Find the word "最大加速度" in the data. Return every line where it appears.

(Records that describe figures)
[START]
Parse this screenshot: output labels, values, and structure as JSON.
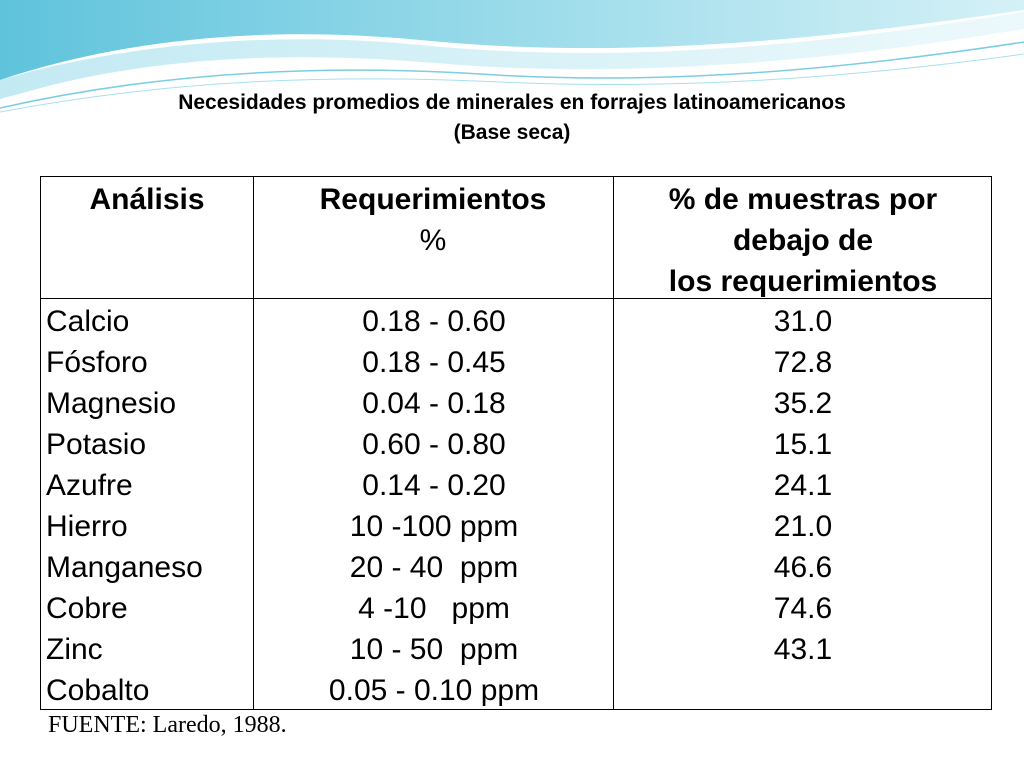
{
  "title": {
    "line1": "Necesidades promedios de minerales en forrajes latinoamericanos",
    "line2": "(Base seca)"
  },
  "table": {
    "headers": {
      "col1": "Análisis",
      "col2_line1": "Requerimientos",
      "col2_line2": "%",
      "col3_line1": "% de muestras por",
      "col3_line2": "debajo de",
      "col3_line3": "los requerimientos"
    },
    "rows": [
      {
        "analisis": "Calcio",
        "requerimientos": "0.18 - 0.60",
        "porcentaje": "31.0"
      },
      {
        "analisis": "Fósforo",
        "requerimientos": "0.18 - 0.45",
        "porcentaje": "72.8"
      },
      {
        "analisis": "Magnesio",
        "requerimientos": "0.04 - 0.18",
        "porcentaje": "35.2"
      },
      {
        "analisis": "Potasio",
        "requerimientos": "0.60 - 0.80",
        "porcentaje": "15.1"
      },
      {
        "analisis": "Azufre",
        "requerimientos": "0.14 - 0.20",
        "porcentaje": "24.1"
      },
      {
        "analisis": "Hierro",
        "requerimientos": "10 -100 ppm",
        "porcentaje": "21.0"
      },
      {
        "analisis": "Manganeso",
        "requerimientos": "20 - 40  ppm",
        "porcentaje": "46.6"
      },
      {
        "analisis": "Cobre",
        "requerimientos": "4 -10   ppm",
        "porcentaje": "74.6"
      },
      {
        "analisis": "Zinc",
        "requerimientos": "10 - 50  ppm",
        "porcentaje": "43.1"
      },
      {
        "analisis": "Cobalto",
        "requerimientos": "0.05 - 0.10 ppm",
        "porcentaje": ""
      }
    ]
  },
  "source": "FUENTE: Laredo, 1988.",
  "colors": {
    "wave_light": "#c6ecf4",
    "wave_mid": "#8fd3e6",
    "wave_dark": "#4fb8d3"
  }
}
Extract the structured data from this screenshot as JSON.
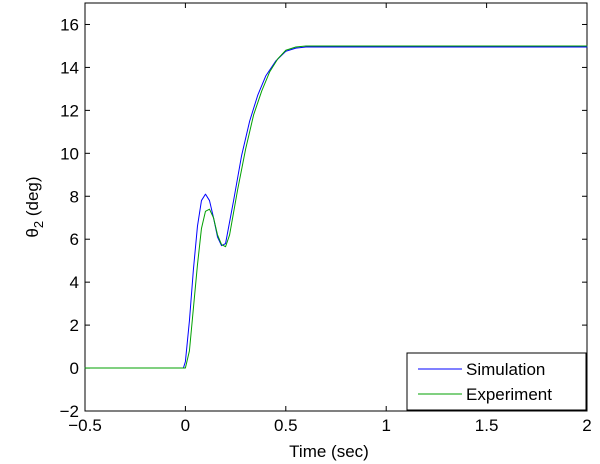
{
  "chart_data": {
    "type": "line",
    "title": "",
    "xlabel": "Time (sec)",
    "ylabel": "θ2 (deg)",
    "ylabel_main": "θ",
    "ylabel_sub": "2",
    "ylabel_tail": " (deg)",
    "xlim": [
      -0.5,
      2
    ],
    "ylim": [
      -2,
      17
    ],
    "xticks": [
      -0.5,
      0,
      0.5,
      1,
      1.5,
      2
    ],
    "xtick_labels": [
      "−0.5",
      "0",
      "0.5",
      "1",
      "1.5",
      "2"
    ],
    "yticks": [
      -2,
      0,
      2,
      4,
      6,
      8,
      10,
      12,
      14,
      16
    ],
    "ytick_labels": [
      "−2",
      "0",
      "2",
      "4",
      "6",
      "8",
      "10",
      "12",
      "14",
      "16"
    ],
    "grid": false,
    "legend_position": "bottom-right",
    "series": [
      {
        "name": "Simulation",
        "color": "#0000ff",
        "x": [
          -0.5,
          -0.01,
          0.0,
          0.02,
          0.04,
          0.06,
          0.08,
          0.1,
          0.12,
          0.14,
          0.16,
          0.18,
          0.2,
          0.24,
          0.28,
          0.32,
          0.36,
          0.4,
          0.45,
          0.5,
          0.55,
          0.6,
          0.65,
          0.7,
          1.0,
          1.5,
          2.0
        ],
        "y": [
          0,
          0,
          0.3,
          2.2,
          4.6,
          6.6,
          7.8,
          8.1,
          7.8,
          7.0,
          6.1,
          5.7,
          5.8,
          7.8,
          9.9,
          11.5,
          12.7,
          13.6,
          14.3,
          14.75,
          14.9,
          14.95,
          14.95,
          14.95,
          14.95,
          14.95,
          14.95
        ]
      },
      {
        "name": "Experiment",
        "color": "#00a000",
        "x": [
          -0.5,
          0.0,
          0.02,
          0.04,
          0.06,
          0.08,
          0.1,
          0.12,
          0.14,
          0.16,
          0.18,
          0.2,
          0.22,
          0.26,
          0.3,
          0.34,
          0.38,
          0.42,
          0.46,
          0.5,
          0.55,
          0.6,
          0.65,
          0.7,
          1.0,
          1.5,
          2.0
        ],
        "y": [
          0,
          0,
          0.8,
          2.8,
          4.8,
          6.5,
          7.3,
          7.4,
          7.0,
          6.2,
          5.75,
          5.65,
          6.2,
          8.3,
          10.2,
          11.8,
          12.9,
          13.8,
          14.4,
          14.8,
          14.95,
          15.0,
          15.0,
          15.0,
          15.0,
          15.0,
          15.0
        ]
      }
    ]
  }
}
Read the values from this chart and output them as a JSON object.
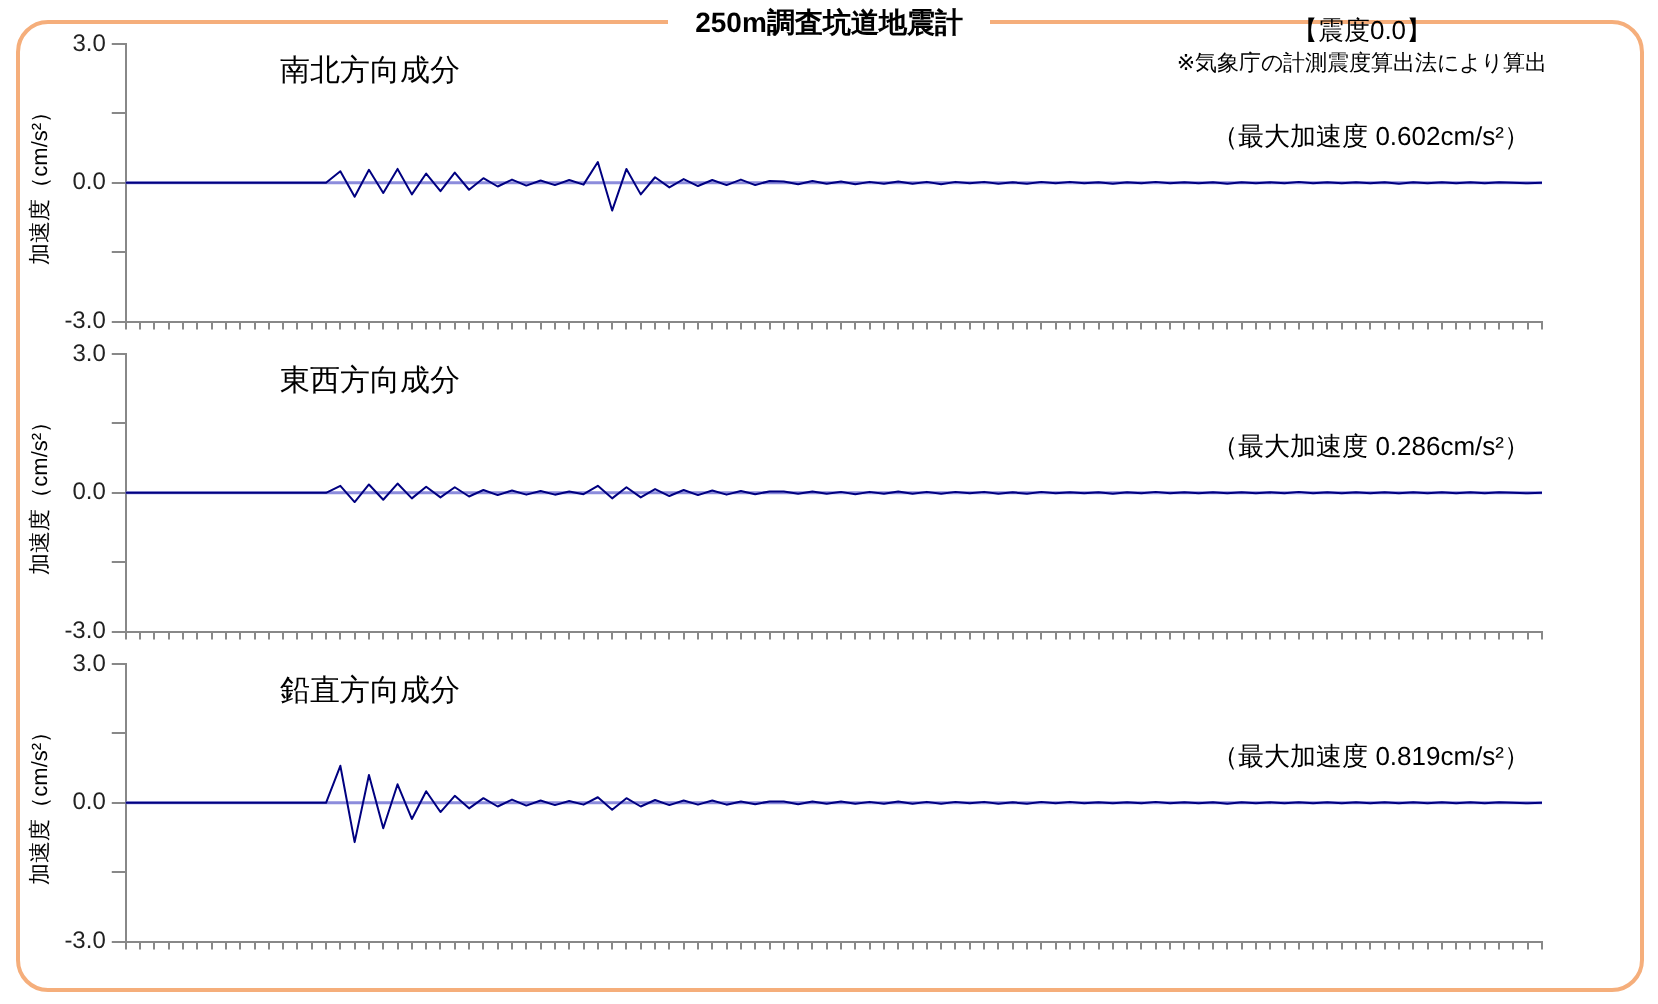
{
  "chart_data": [
    {
      "type": "line",
      "title": "250m調査坑道地震計",
      "subtitle": "南北方向成分",
      "ylabel": "加速度（cm/s²）",
      "annotations": [
        "【震度0.0】",
        "※気象庁の計測震度算出法により算出",
        "（最大加速度 0.602cm/s²）"
      ],
      "tick_labels": "y",
      "ylim": [
        -3,
        3
      ],
      "yticks": [
        {
          "value": 3,
          "label": "3.0"
        },
        {
          "value": 1.5,
          "label": null
        },
        {
          "value": 0,
          "label": "0.0"
        },
        {
          "value": -1.5,
          "label": null
        },
        {
          "value": -3,
          "label": "-3.0"
        }
      ],
      "ref_lines": [
        {
          "axis": "y",
          "value": 0,
          "color": "#8c8cdc"
        }
      ],
      "categories": [
        null,
        null,
        null,
        null,
        null,
        null,
        null,
        null,
        null,
        null,
        null,
        null,
        null,
        null,
        null,
        null,
        null,
        null,
        null,
        null,
        null,
        null,
        null,
        null,
        null,
        null,
        null,
        null,
        null,
        null,
        null,
        null,
        null,
        null,
        null,
        null,
        null,
        null,
        null,
        null,
        null,
        null,
        null,
        null,
        null,
        null,
        null,
        null,
        null,
        null,
        null,
        null,
        null,
        null,
        null,
        null,
        null,
        null,
        null,
        null,
        null,
        null,
        null,
        null,
        null,
        null,
        null,
        null,
        null,
        null,
        null,
        null,
        null,
        null,
        null,
        null,
        null,
        null,
        null,
        null,
        null,
        null,
        null,
        null,
        null,
        null,
        null,
        null,
        null,
        null,
        null,
        null,
        null,
        null,
        null,
        null,
        null,
        null,
        null,
        null
      ],
      "series": [
        {
          "color": "#000080",
          "values": [
            0,
            0,
            0,
            0,
            0,
            0,
            0,
            0,
            0,
            0,
            0,
            0,
            0,
            0,
            0,
            0.25,
            -0.3,
            0.28,
            -0.22,
            0.3,
            -0.25,
            0.2,
            -0.18,
            0.22,
            -0.15,
            0.1,
            -0.08,
            0.07,
            -0.06,
            0.05,
            -0.05,
            0.06,
            -0.04,
            0.45,
            -0.6,
            0.3,
            -0.25,
            0.12,
            -0.1,
            0.08,
            -0.07,
            0.06,
            -0.05,
            0.07,
            -0.05,
            0.04,
            0.03,
            -0.03,
            0.04,
            -0.02,
            0.03,
            -0.03,
            0.02,
            -0.02,
            0.03,
            -0.02,
            0.02,
            -0.03,
            0.02,
            -0.01,
            0.02,
            -0.02,
            0.01,
            -0.02,
            0.02,
            -0.01,
            0.02,
            -0.01,
            0.01,
            -0.02,
            0.01,
            -0.01,
            0.02,
            -0.01,
            0.01,
            -0.01,
            0.01,
            -0.02,
            0.01,
            -0.01,
            0.01,
            -0.01,
            0.02,
            -0.01,
            0.01,
            -0.01,
            0.01,
            -0.01,
            0.01,
            -0.02,
            0.01,
            -0.01,
            0.01,
            -0.01,
            0.01,
            -0.01,
            0.01,
            0,
            -0.01,
            0
          ]
        }
      ]
    },
    {
      "type": "line",
      "subtitle": "東西方向成分",
      "ylabel": "加速度（cm/s²）",
      "annotations": [
        "（最大加速度 0.286cm/s²）"
      ],
      "tick_labels": "y",
      "ylim": [
        -3,
        3
      ],
      "yticks": [
        {
          "value": 3,
          "label": "3.0"
        },
        {
          "value": 1.5,
          "label": null
        },
        {
          "value": 0,
          "label": "0.0"
        },
        {
          "value": -1.5,
          "label": null
        },
        {
          "value": -3,
          "label": "-3.0"
        }
      ],
      "ref_lines": [
        {
          "axis": "y",
          "value": 0,
          "color": "#8c8cdc"
        }
      ],
      "categories": [
        null,
        null,
        null,
        null,
        null,
        null,
        null,
        null,
        null,
        null,
        null,
        null,
        null,
        null,
        null,
        null,
        null,
        null,
        null,
        null,
        null,
        null,
        null,
        null,
        null,
        null,
        null,
        null,
        null,
        null,
        null,
        null,
        null,
        null,
        null,
        null,
        null,
        null,
        null,
        null,
        null,
        null,
        null,
        null,
        null,
        null,
        null,
        null,
        null,
        null,
        null,
        null,
        null,
        null,
        null,
        null,
        null,
        null,
        null,
        null,
        null,
        null,
        null,
        null,
        null,
        null,
        null,
        null,
        null,
        null,
        null,
        null,
        null,
        null,
        null,
        null,
        null,
        null,
        null,
        null,
        null,
        null,
        null,
        null,
        null,
        null,
        null,
        null,
        null,
        null,
        null,
        null,
        null,
        null,
        null,
        null,
        null,
        null,
        null,
        null
      ],
      "series": [
        {
          "color": "#000080",
          "values": [
            0,
            0,
            0,
            0,
            0,
            0,
            0,
            0,
            0,
            0,
            0,
            0,
            0,
            0,
            0,
            0.15,
            -0.2,
            0.18,
            -0.15,
            0.2,
            -0.12,
            0.13,
            -0.1,
            0.12,
            -0.08,
            0.06,
            -0.05,
            0.05,
            -0.04,
            0.04,
            -0.04,
            0.03,
            -0.03,
            0.15,
            -0.12,
            0.12,
            -0.1,
            0.08,
            -0.07,
            0.06,
            -0.05,
            0.05,
            -0.04,
            0.04,
            -0.03,
            0.03,
            0.03,
            -0.02,
            0.03,
            -0.02,
            0.02,
            -0.03,
            0.02,
            -0.02,
            0.03,
            -0.02,
            0.02,
            -0.02,
            0.02,
            -0.01,
            0.02,
            -0.02,
            0.01,
            -0.02,
            0.02,
            -0.01,
            0.01,
            -0.01,
            0.01,
            -0.02,
            0.01,
            -0.01,
            0.02,
            -0.01,
            0.01,
            -0.01,
            0.01,
            -0.01,
            0.01,
            -0.01,
            0.01,
            -0.01,
            0.02,
            -0.01,
            0.01,
            -0.01,
            0.01,
            -0.01,
            0.01,
            -0.01,
            0.01,
            -0.01,
            0.01,
            -0.01,
            0.01,
            -0.01,
            0.01,
            0,
            -0.01,
            0
          ]
        }
      ]
    },
    {
      "type": "line",
      "subtitle": "鉛直方向成分",
      "ylabel": "加速度（cm/s²）",
      "annotations": [
        "（最大加速度 0.819cm/s²）"
      ],
      "tick_labels": "y",
      "ylim": [
        -3,
        3
      ],
      "yticks": [
        {
          "value": 3,
          "label": "3.0"
        },
        {
          "value": 1.5,
          "label": null
        },
        {
          "value": 0,
          "label": "0.0"
        },
        {
          "value": -1.5,
          "label": null
        },
        {
          "value": -3,
          "label": "-3.0"
        }
      ],
      "ref_lines": [
        {
          "axis": "y",
          "value": 0,
          "color": "#8c8cdc"
        }
      ],
      "categories": [
        null,
        null,
        null,
        null,
        null,
        null,
        null,
        null,
        null,
        null,
        null,
        null,
        null,
        null,
        null,
        null,
        null,
        null,
        null,
        null,
        null,
        null,
        null,
        null,
        null,
        null,
        null,
        null,
        null,
        null,
        null,
        null,
        null,
        null,
        null,
        null,
        null,
        null,
        null,
        null,
        null,
        null,
        null,
        null,
        null,
        null,
        null,
        null,
        null,
        null,
        null,
        null,
        null,
        null,
        null,
        null,
        null,
        null,
        null,
        null,
        null,
        null,
        null,
        null,
        null,
        null,
        null,
        null,
        null,
        null,
        null,
        null,
        null,
        null,
        null,
        null,
        null,
        null,
        null,
        null,
        null,
        null,
        null,
        null,
        null,
        null,
        null,
        null,
        null,
        null,
        null,
        null,
        null,
        null,
        null,
        null,
        null,
        null,
        null,
        null
      ],
      "series": [
        {
          "color": "#000080",
          "values": [
            0,
            0,
            0,
            0,
            0,
            0,
            0,
            0,
            0,
            0,
            0,
            0,
            0,
            0,
            0,
            0.8,
            -0.85,
            0.6,
            -0.55,
            0.4,
            -0.35,
            0.25,
            -0.2,
            0.15,
            -0.12,
            0.1,
            -0.08,
            0.07,
            -0.06,
            0.05,
            -0.05,
            0.04,
            -0.04,
            0.12,
            -0.15,
            0.1,
            -0.08,
            0.06,
            -0.05,
            0.05,
            -0.04,
            0.05,
            -0.04,
            0.03,
            -0.03,
            0.03,
            0.03,
            -0.03,
            0.03,
            -0.02,
            0.03,
            -0.02,
            0.02,
            -0.02,
            0.03,
            -0.02,
            0.02,
            -0.02,
            0.02,
            -0.01,
            0.02,
            -0.02,
            0.01,
            -0.02,
            0.02,
            -0.01,
            0.02,
            -0.01,
            0.01,
            -0.01,
            0.01,
            -0.01,
            0.02,
            -0.01,
            0.01,
            -0.01,
            0.01,
            -0.02,
            0.01,
            -0.01,
            0.01,
            -0.01,
            0.01,
            -0.01,
            0.01,
            -0.01,
            0.01,
            -0.01,
            0.01,
            -0.01,
            0.01,
            -0.01,
            0.01,
            -0.01,
            0.01,
            -0.01,
            0.01,
            0,
            -0.01,
            0
          ]
        }
      ]
    }
  ]
}
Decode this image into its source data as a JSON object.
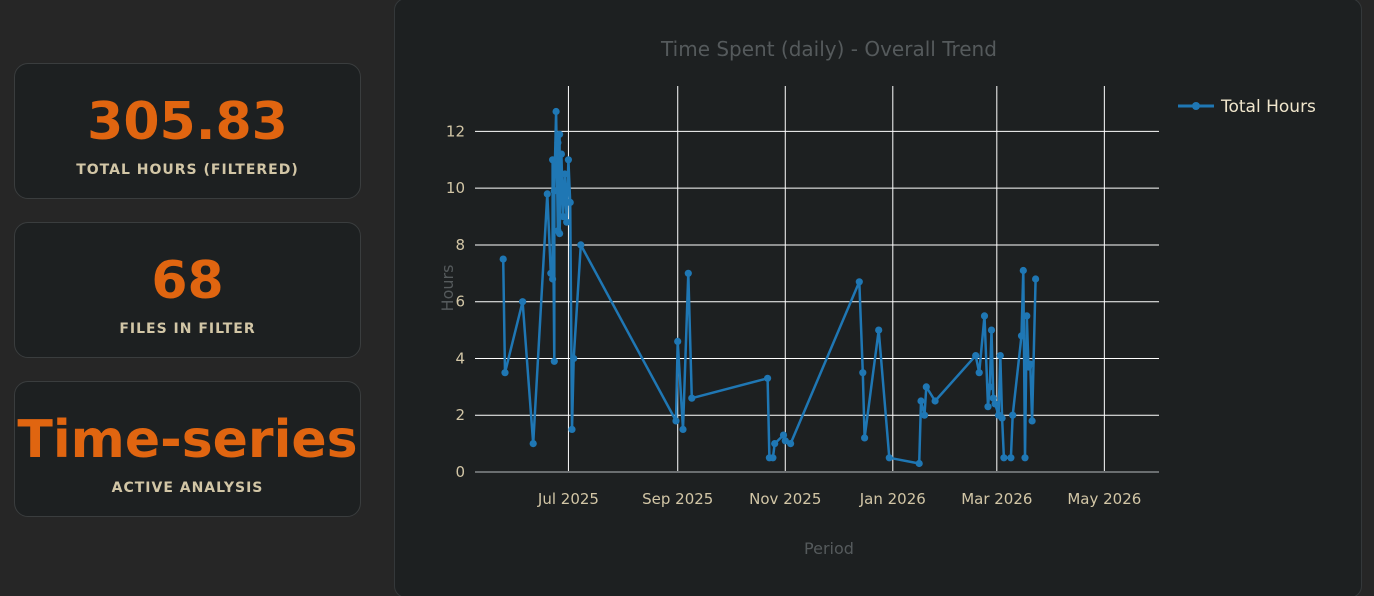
[END]
Correct response –
        "（最大加速度 0.602cm/s²）"
        "（最大加速度 0.286cm/s²）"
        "（最大加速度 0.819cm/s²）"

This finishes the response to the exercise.